• DATA:
══════════════════════════════

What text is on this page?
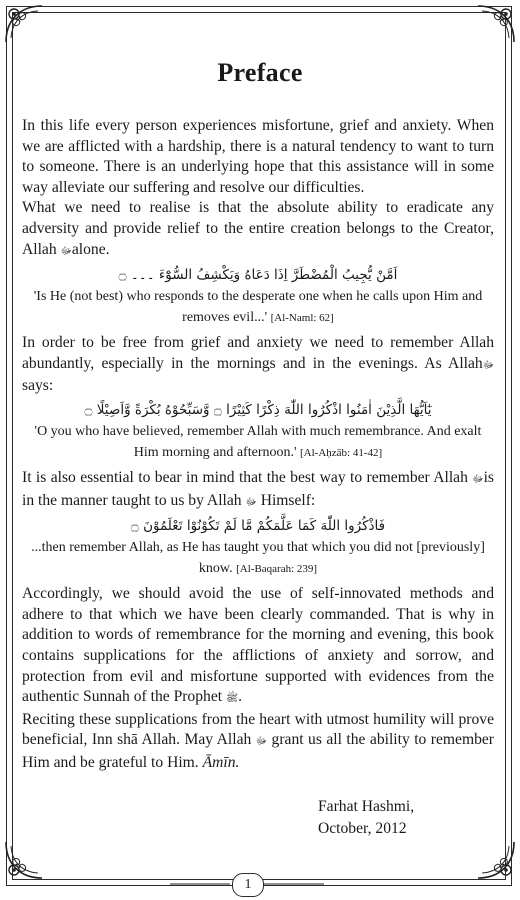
Preface

In this life every person experiences misfortune, grief and anxiety. When we are afflicted with a hardship, there is a natural tendency to want to turn to someone. There is an underlying hope that this assistance will in some way alleviate our suffering and resolve our difficulties.

What we need to realise is that the absolute ability to eradicate any adversity and provide relief to the entire creation belongs to the Creator, Allah ﷻalone.

اَمَّنْ يُّجِيبُ الْمُضْطَرَّ اِذَا دَعَاهُ وَيَكْشِفُ السُّوْٓءَ ۔۔۔ ۝
'Is He (not best) who responds to the desperate one when he calls upon Him and removes evil...' [Al-Naml: 62]

In order to be free from grief and anxiety we need to remember Allah abundantly, especially in the mornings and in the evenings. As Allahﷻ says:

يٰٓاَيُّهَا الَّذِيْنَ اٰمَنُوا اذْكُرُوا اللّٰهَ ذِكْرًا كَثِيْرًا ۝ وَّسَبِّحُوْهُ بُكْرَةً وَّاَصِيْلًا ۝
'O you who have believed, remember Allah with much remembrance. And exalt Him morning and afternoon.' [Al-Aḥzāb: 41-42]

It is also essential to bear in mind that the best way to remember Allah ﷻis in the manner taught to us by Allah ﷻ Himself:

فَاذْكُرُوا اللّٰهَ كَمَا عَلَّمَكُمْ مَّا لَمْ تَكُوْنُوْا تَعْلَمُوْنَ ۝
...then remember Allah, as He has taught you that which you did not [previously] know. [Al-Baqarah: 239]

Accordingly, we should avoid the use of self-innovated methods and adhere to that which we have been clearly commanded. That is why in addition to words of remembrance for the morning and evening, this book contains supplications for the afflictions of anxiety and sorrow, and protection from evil and misfortune supported with evidences from the authentic Sunnah of the Prophet ﷺ.

Reciting these supplications from the heart with utmost humility will prove beneficial, Inn shā Allah. May Allah ﷻ grant us all the ability to remember Him and be grateful to Him. Āmīn.

Farhat Hashmi,
October, 2012
1
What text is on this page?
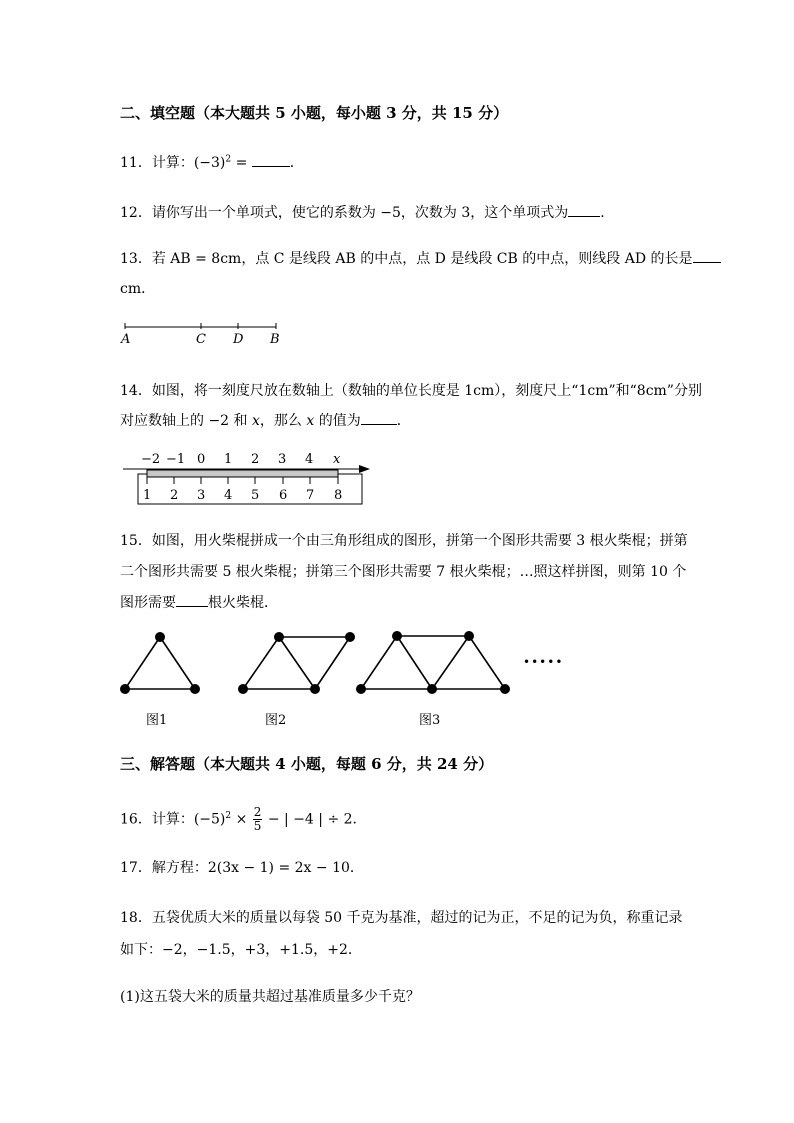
二、填空题（本大题共 5 小题，每小题 3 分，共 15 分）
11．计算：$(-3)^2$ =	．
12．请你写出一个单项式，使它的系数为 −5，次数为 3，这个单项式为 .
13．若 AB = 8cm，点 C 是线段 AB 的中点，点 D 是线段 CB 的中点，则线段 AD 的长是
cm．
A	C D B
14．如图，将一刻度尺放在数轴上（数轴的单位长度是 1cm），刻度尺上“1cm”和“8cm”分别
对应数轴上的 −2 和 x，那么 x 的值为	．
−2 −1 0 1 2 3 4 x
1 2 3 4 5 6 7 8
15．如图，用火柴棍拼成一个由三角形组成的图形，拼第一个图形共需要 3 根火柴棍；拼第
二个图形共需要 5 根火柴棍；拼第三个图形共需要 7 根火柴棍；…照这样拼图，则第 10 个
图形需要 根火柴棍．
•••••
图1	图2	图3
三、解答题（本大题共 4 小题，每题 6 分，共 24 分）
16．计算：$(-5)^2 \times \frac{2}{5}$ − | −4 | ÷ 2．
17．解方程：2(3x − 1) = 2x − 10．
18．五袋优质大米的质量以每袋 50 千克为基准，超过的记为正，不足的记为负，称重记录
如下：−2，−1.5，+3，+1.5，+2．
(1)这五袋大米的质量共超过基准质量多少千克？
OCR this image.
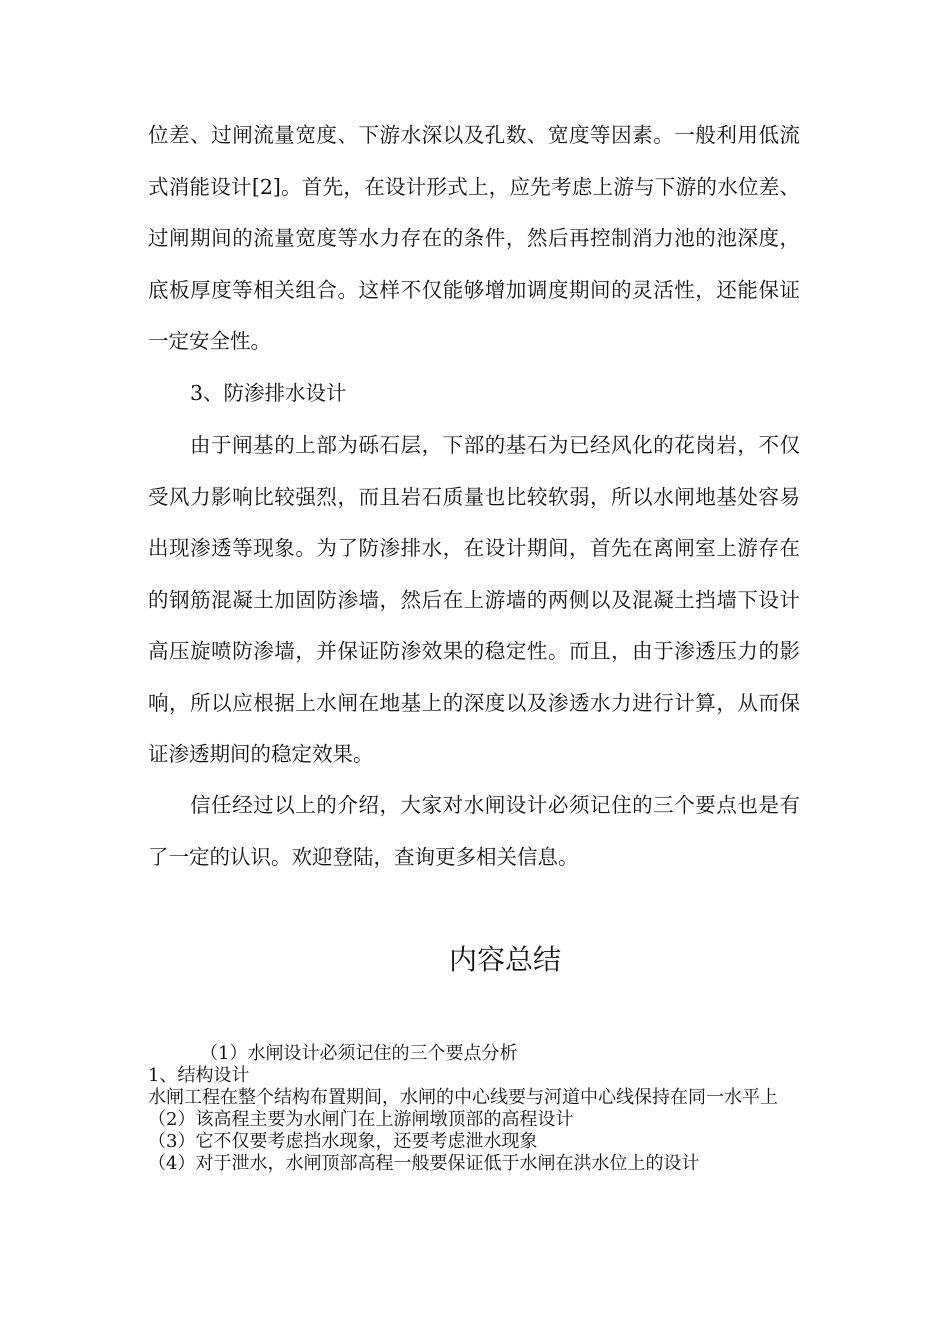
位差、过闸流量宽度、下游水深以及孔数、宽度等因素。一般利用低流式消能设计[2]。首先，在设计形式上，应先考虑上游与下游的水位差、过闸期间的流量宽度等水力存在的条件，然后再控制消力池的池深度，底板厚度等相关组合。这样不仅能够增加调度期间的灵活性，还能保证一定安全性。

3、防渗排水设计

由于闸基的上部为砾石层，下部的基石为已经风化的花岗岩，不仅受风力影响比较强烈，而且岩石质量也比较软弱，所以水闸地基处容易出现渗透等现象。为了防渗排水，在设计期间，首先在离闸室上游存在的钢筋混凝土加固防渗墙，然后在上游墙的两侧以及混凝土挡墙下设计高压旋喷防渗墙，并保证防渗效果的稳定性。而且，由于渗透压力的影响，所以应根据上水闸在地基上的深度以及渗透水力进行计算，从而保证渗透期间的稳定效果。

信任经过以上的介绍，大家对水闸设计必须记住的三个要点也是有了一定的认识。欢迎登陆，查询更多相关信息。

内容总结
（1）水闸设计必须记住的三个要点分析
1、结构设计
水闸工程在整个结构布置期间，水闸的中心线要与河道中心线保持在同一水平上
（2）该高程主要为水闸门在上游闸墩顶部的高程设计
（3）它不仅要考虑挡水现象，还要考虑泄水现象
（4）对于泄水，水闸顶部高程一般要保证低于水闸在洪水位上的设计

══════════════════════════════

• THE TASK:
Reproduce the whole listing above word for word, but not its pictures.

• FINAL RESULT:
What text is on this page?
Preface

In this life every person experiences misfortune, grief and anxiety. When we are afflicted with a hardship, there is a natural tendency to want to turn to someone. There is an underlying hope that this assistance will in some way alleviate our suffering and resolve our difficulties.

What we need to realise is that the absolute ability to eradicate any adversity and provide relief to the entire creation belongs to the Creator, Allah ﷻalone.

اَمَّنْ يُّجِيبُ الْمُضْطَرَّ اِذَا دَعَاهُ وَيَكْشِفُ السُّوْٓءَ ۔۔۔ ۝
'Is He (not best) who responds to the desperate one when he calls upon Him and removes evil...' [Al-Naml: 62]

In order to be free from grief and anxiety we need to remember Allah abundantly, especially in the mornings and in the evenings. As Allahﷻ says:

يٰٓاَيُّهَا الَّذِيْنَ اٰمَنُوا اذْكُرُوا اللّٰهَ ذِكْرًا كَثِيْرًا ۝ وَّسَبِّحُوْهُ بُكْرَةً وَّاَصِيْلًا ۝
'O you who have believed, remember Allah with much remembrance. And exalt Him morning and afternoon.' [Al-Aḥzāb: 41-42]

It is also essential to bear in mind that the best way to remember Allah ﷻis in the manner taught to us by Allah ﷻ Himself:

فَاذْكُرُوا اللّٰهَ كَمَا عَلَّمَكُمْ مَّا لَمْ تَكُوْنُوْا تَعْلَمُوْنَ ۝
...then remember Allah, as He has taught you that which you did not [previously] know. [Al-Baqarah: 239]

Accordingly, we should avoid the use of self-innovated methods and adhere to that which we have been clearly commanded. That is why in addition to words of remembrance for the morning and evening, this book contains supplications for the afflictions of anxiety and sorrow, and protection from evil and misfortune supported with evidences from the authentic Sunnah of the Prophet ﷺ.

Reciting these supplications from the heart with utmost humility will prove beneficial, Inn shā Allah. May Allah ﷻ grant us all the ability to remember Him and be grateful to Him. Āmīn.

Farhat Hashmi,
October, 2012
1
What text is on this page?
二、填空题（本大题共 5 小题，每小题 3 分，共 15 分）
11．计算：$(-3)^2$ =	．
12．请你写出一个单项式，使它的系数为 −5，次数为 3，这个单项式为 .
13．若 AB = 8cm，点 C 是线段 AB 的中点，点 D 是线段 CB 的中点，则线段 AD 的长是
cm．
A	C D B
14．如图，将一刻度尺放在数轴上（数轴的单位长度是 1cm），刻度尺上“1cm”和“8cm”分别
对应数轴上的 −2 和 x，那么 x 的值为	．
−2 −1 0 1 2 3 4 x
1 2 3 4 5 6 7 8
15．如图，用火柴棍拼成一个由三角形组成的图形，拼第一个图形共需要 3 根火柴棍；拼第
二个图形共需要 5 根火柴棍；拼第三个图形共需要 7 根火柴棍；…照这样拼图，则第 10 个
图形需要 根火柴棍．
•••••
图1	图2	图3
三、解答题（本大题共 4 小题，每题 6 分，共 24 分）
16．计算：$(-5)^2 \times \frac{2}{5}$ − | −4 | ÷ 2．
17．解方程：2(3x − 1) = 2x − 10．
18．五袋优质大米的质量以每袋 50 千克为基准，超过的记为正，不足的记为负，称重记录
如下：−2，−1.5，+3，+1.5，+2．
(1)这五袋大米的质量共超过基准质量多少千克？
OCR this image.
位差、过闸流量宽度、下游水深以及孔数、宽度等因素。一般利用低流式消能设计[2]。首先，在设计形式上，应先考虑上游与下游的水位差、过闸期间的流量宽度等水力存在的条件，然后再控制消力池的池深度，底板厚度等相关组合。这样不仅能够增加调度期间的灵活性，还能保证一定安全性。

3、防渗排水设计

由于闸基的上部为砾石层，下部的基石为已经风化的花岗岩，不仅受风力影响比较强烈，而且岩石质量也比较软弱，所以水闸地基处容易出现渗透等现象。为了防渗排水，在设计期间，首先在离闸室上游存在的钢筋混凝土加固防渗墙，然后在上游墙的两侧以及混凝土挡墙下设计高压旋喷防渗墙，并保证防渗效果的稳定性。而且，由于渗透压力的影响，所以应根据上水闸在地基上的深度以及渗透水力进行计算，从而保证渗透期间的稳定效果。

信任经过以上的介绍，大家对水闸设计必须记住的三个要点也是有了一定的认识。欢迎登陆，查询更多相关信息。

内容总结
（1）水闸设计必须记住的三个要点分析
1、结构设计
水闸工程在整个结构布置期间，水闸的中心线要与河道中心线保持在同一水平上
（2）该高程主要为水闸门在上游闸墩顶部的高程设计
（3）它不仅要考虑挡水现象，还要考虑泄水现象
（4）对于泄水，水闸顶部高程一般要保证低于水闸在洪水位上的设计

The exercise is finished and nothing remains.